▶ [Description of the task]: All records below must be retyped exactly.

------------------------------------

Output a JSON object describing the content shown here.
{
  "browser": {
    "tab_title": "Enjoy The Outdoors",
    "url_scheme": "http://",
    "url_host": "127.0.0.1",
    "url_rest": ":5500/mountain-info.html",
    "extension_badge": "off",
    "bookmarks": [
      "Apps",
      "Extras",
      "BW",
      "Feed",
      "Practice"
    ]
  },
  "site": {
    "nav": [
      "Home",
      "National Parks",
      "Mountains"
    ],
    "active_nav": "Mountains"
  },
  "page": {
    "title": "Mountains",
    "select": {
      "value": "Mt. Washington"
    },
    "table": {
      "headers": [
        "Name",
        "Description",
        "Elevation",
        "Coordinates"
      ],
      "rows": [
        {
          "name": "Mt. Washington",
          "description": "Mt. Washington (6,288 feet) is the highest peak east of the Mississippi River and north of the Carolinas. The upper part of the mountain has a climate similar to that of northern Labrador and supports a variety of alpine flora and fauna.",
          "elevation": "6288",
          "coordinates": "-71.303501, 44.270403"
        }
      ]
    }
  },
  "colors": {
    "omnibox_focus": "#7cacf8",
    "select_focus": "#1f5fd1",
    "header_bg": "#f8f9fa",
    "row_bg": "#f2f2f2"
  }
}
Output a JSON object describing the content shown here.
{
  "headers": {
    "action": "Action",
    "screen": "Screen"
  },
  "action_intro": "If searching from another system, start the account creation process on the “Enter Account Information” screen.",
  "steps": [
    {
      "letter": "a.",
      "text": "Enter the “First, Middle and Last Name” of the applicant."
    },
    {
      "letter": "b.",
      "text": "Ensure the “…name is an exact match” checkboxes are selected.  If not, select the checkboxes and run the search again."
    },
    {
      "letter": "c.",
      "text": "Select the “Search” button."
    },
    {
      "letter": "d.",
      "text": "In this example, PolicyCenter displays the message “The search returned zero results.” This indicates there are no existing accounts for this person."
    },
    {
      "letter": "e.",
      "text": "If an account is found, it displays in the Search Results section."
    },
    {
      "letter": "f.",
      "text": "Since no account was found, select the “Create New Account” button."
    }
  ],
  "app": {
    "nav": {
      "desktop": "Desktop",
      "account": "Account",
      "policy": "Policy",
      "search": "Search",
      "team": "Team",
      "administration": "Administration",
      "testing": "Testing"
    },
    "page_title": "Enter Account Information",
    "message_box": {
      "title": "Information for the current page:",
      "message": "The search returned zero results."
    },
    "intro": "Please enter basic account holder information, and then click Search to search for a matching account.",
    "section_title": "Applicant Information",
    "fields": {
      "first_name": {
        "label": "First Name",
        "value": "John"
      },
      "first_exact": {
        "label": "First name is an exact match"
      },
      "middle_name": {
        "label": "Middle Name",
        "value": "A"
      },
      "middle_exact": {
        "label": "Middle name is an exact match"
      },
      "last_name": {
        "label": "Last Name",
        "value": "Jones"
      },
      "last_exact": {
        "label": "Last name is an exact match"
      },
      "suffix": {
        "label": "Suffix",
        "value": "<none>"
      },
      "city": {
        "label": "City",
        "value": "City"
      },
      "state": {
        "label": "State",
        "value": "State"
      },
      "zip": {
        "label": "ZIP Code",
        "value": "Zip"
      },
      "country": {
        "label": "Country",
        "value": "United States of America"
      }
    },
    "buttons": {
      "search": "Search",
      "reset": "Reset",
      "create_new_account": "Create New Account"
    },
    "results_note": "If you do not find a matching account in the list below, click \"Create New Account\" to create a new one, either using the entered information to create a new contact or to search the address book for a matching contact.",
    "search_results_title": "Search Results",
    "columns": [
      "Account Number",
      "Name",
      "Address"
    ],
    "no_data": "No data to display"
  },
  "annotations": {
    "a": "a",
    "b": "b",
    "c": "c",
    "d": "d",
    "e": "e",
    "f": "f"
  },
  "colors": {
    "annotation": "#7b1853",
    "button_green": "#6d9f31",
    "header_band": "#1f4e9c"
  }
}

------------------------------------

▶ [Answer to this problem]:
Output a JSON object describing the content shown here.
{
  "browser": {
    "tab_title": "Enjoy The Outdoors",
    "url_scheme": "http://",
    "url_host": "127.0.0.1",
    "url_rest": ":5500/mountain-info.html",
    "extension_badge": "off",
    "bookmarks": [
      "Apps",
      "Extras",
      "BW",
      "Feed",
      "Practice"
    ]
  },
  "site": {
    "nav": [
      "Home",
      "National Parks",
      "Mountains"
    ],
    "active_nav": "Mountains"
  },
  "page": {
    "title": "Mountains",
    "select": {
      "value": "Mt. Washington"
    },
    "table": {
      "headers": [
        "Name",
        "Description",
        "Elevation",
        "Coordinates"
      ],
      "rows": [
        {
          "name": "Mt. Washington",
          "description": "Mt. Washington (6,288 feet) is the highest peak east of the Mississippi River and north of the Carolinas. The upper part of the mountain has a climate similar to that of northern Labrador and supports a variety of alpine flora and fauna.",
          "elevation": "6288",
          "coordinates": "-71.303501, 44.270403"
        }
      ]
    }
  },
  "colors": {
    "omnibox_focus": "#7cacf8",
    "select_focus": "#1f5fd1",
    "header_bg": "#f8f9fa",
    "row_bg": "#f2f2f2"
  }
}
Output a JSON object describing the content shown here.
{
  "headers": {
    "action": "Action",
    "screen": "Screen"
  },
  "action_intro": "If searching from another system, start the account creation process on the “Enter Account Information” screen.",
  "steps": [
    {
      "letter": "a.",
      "text": "Enter the “First, Middle and Last Name” of the applicant."
    },
    {
      "letter": "b.",
      "text": "Ensure the “…name is an exact match” checkboxes are selected.  If not, select the checkboxes and run the search again."
    },
    {
      "letter": "c.",
      "text": "Select the “Search” button."
    },
    {
      "letter": "d.",
      "text": "In this example, PolicyCenter displays the message “The search returned zero results.” This indicates there are no existing accounts for this person."
    },
    {
      "letter": "e.",
      "text": "If an account is found, it displays in the Search Results section."
    },
    {
      "letter": "f.",
      "text": "Since no account was found, select the “Create New Account” button."
    }
  ],
  "app": {
    "nav": {
      "desktop": "Desktop",
      "account": "Account",
      "policy": "Policy",
      "search": "Search",
      "team": "Team",
      "administration": "Administration",
      "testing": "Testing"
    },
    "page_title": "Enter Account Information",
    "message_box": {
      "title": "Information for the current page:",
      "message": "The search returned zero results."
    },
    "intro": "Please enter basic account holder information, and then click Search to search for a matching account.",
    "section_title": "Applicant Information",
    "fields": {
      "first_name": {
        "label": "First Name",
        "value": "John"
      },
      "first_exact": {
        "label": "First name is an exact match"
      },
      "middle_name": {
        "label": "Middle Name",
        "value": "A"
      },
      "middle_exact": {
        "label": "Middle name is an exact match"
      },
      "last_name": {
        "label": "Last Name",
        "value": "Jones"
      },
      "last_exact": {
        "label": "Last name is an exact match"
      },
      "suffix": {
        "label": "Suffix",
        "value": "<none>"
      },
      "city": {
        "label": "City",
        "value": "City"
      },
      "state": {
        "label": "State",
        "value": "State"
      },
      "zip": {
        "label": "ZIP Code",
        "value": "Zip"
      },
      "country": {
        "label": "Country",
        "value": "United States of America"
      }
    },
    "buttons": {
      "search": "Search",
      "reset": "Reset",
      "create_new_account": "Create New Account"
    },
    "results_note": "If you do not find a matching account in the list below, click \"Create New Account\" to create a new one, either using the entered information to create a new contact or to search the address book for a matching contact.",
    "search_results_title": "Search Results",
    "columns": [
      "Account Number",
      "Name",
      "Address"
    ],
    "no_data": "No data to display"
  },
  "annotations": {
    "a": "a",
    "b": "b",
    "c": "c",
    "d": "d",
    "e": "e",
    "f": "f"
  },
  "colors": {
    "annotation": "#7b1853",
    "button_green": "#6d9f31",
    "header_band": "#1f4e9c"
  }
}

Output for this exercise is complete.